Work to be completed> Output the full listing below exactly as it reads, and skip anything that is a picture.
****************
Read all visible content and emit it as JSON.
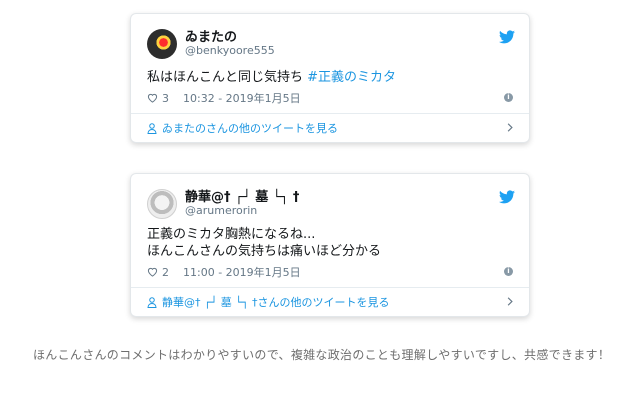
{
  "tweets": [
    {
      "name": "ゐまたの",
      "handle": "@benkyoore555",
      "text_plain": "私はほんこんと同じ気持ち ",
      "hashtag": "#正義のミカタ",
      "likes": "3",
      "timestamp": "10:32 - 2019年1月5日",
      "footer_link": "ゐまたのさんの他のツイートを見る"
    },
    {
      "name": "静華@† ┌┘ 墓 └┐ †",
      "handle": "@arumerorin",
      "text_line1": "正義のミカタ胸熱になるね...",
      "text_line2": "ほんこんさんの気持ちは痛いほど分かる",
      "likes": "2",
      "timestamp": "11:00 - 2019年1月5日",
      "footer_link": "静華@† ┌┘ 墓 └┐ †さんの他のツイートを見る"
    }
  ],
  "comment": "ほんこんさんのコメントはわかりやすいので、複雑な政治のことも理解しやすいですし、共感できます！",
  "colors": {
    "accent": "#1b95e0",
    "muted": "#657786",
    "comment_text": "#6e6e6e"
  },
  "icons": [
    "twitter-bird-icon",
    "heart-icon",
    "info-icon",
    "person-icon",
    "chevron-right-icon"
  ]
}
****************
Result of the task>
Read all visible content and emit it as JSON.
{
  "tweets": [
    {
      "name": "ゐまたの",
      "handle": "@benkyoore555",
      "text_plain": "私はほんこんと同じ気持ち ",
      "hashtag": "#正義のミカタ",
      "likes": "3",
      "timestamp": "10:32 - 2019年1月5日",
      "footer_link": "ゐまたのさんの他のツイートを見る"
    },
    {
      "name": "静華@† ┌┘ 墓 └┐ †",
      "handle": "@arumerorin",
      "text_line1": "正義のミカタ胸熱になるね...",
      "text_line2": "ほんこんさんの気持ちは痛いほど分かる",
      "likes": "2",
      "timestamp": "11:00 - 2019年1月5日",
      "footer_link": "静華@† ┌┘ 墓 └┐ †さんの他のツイートを見る"
    }
  ],
  "comment": "ほんこんさんのコメントはわかりやすいので、複雑な政治のことも理解しやすいですし、共感できます！",
  "colors": {
    "accent": "#1b95e0",
    "muted": "#657786",
    "comment_text": "#6e6e6e"
  },
  "icons": [
    "twitter-bird-icon",
    "heart-icon",
    "info-icon",
    "person-icon",
    "chevron-right-icon"
  ]
}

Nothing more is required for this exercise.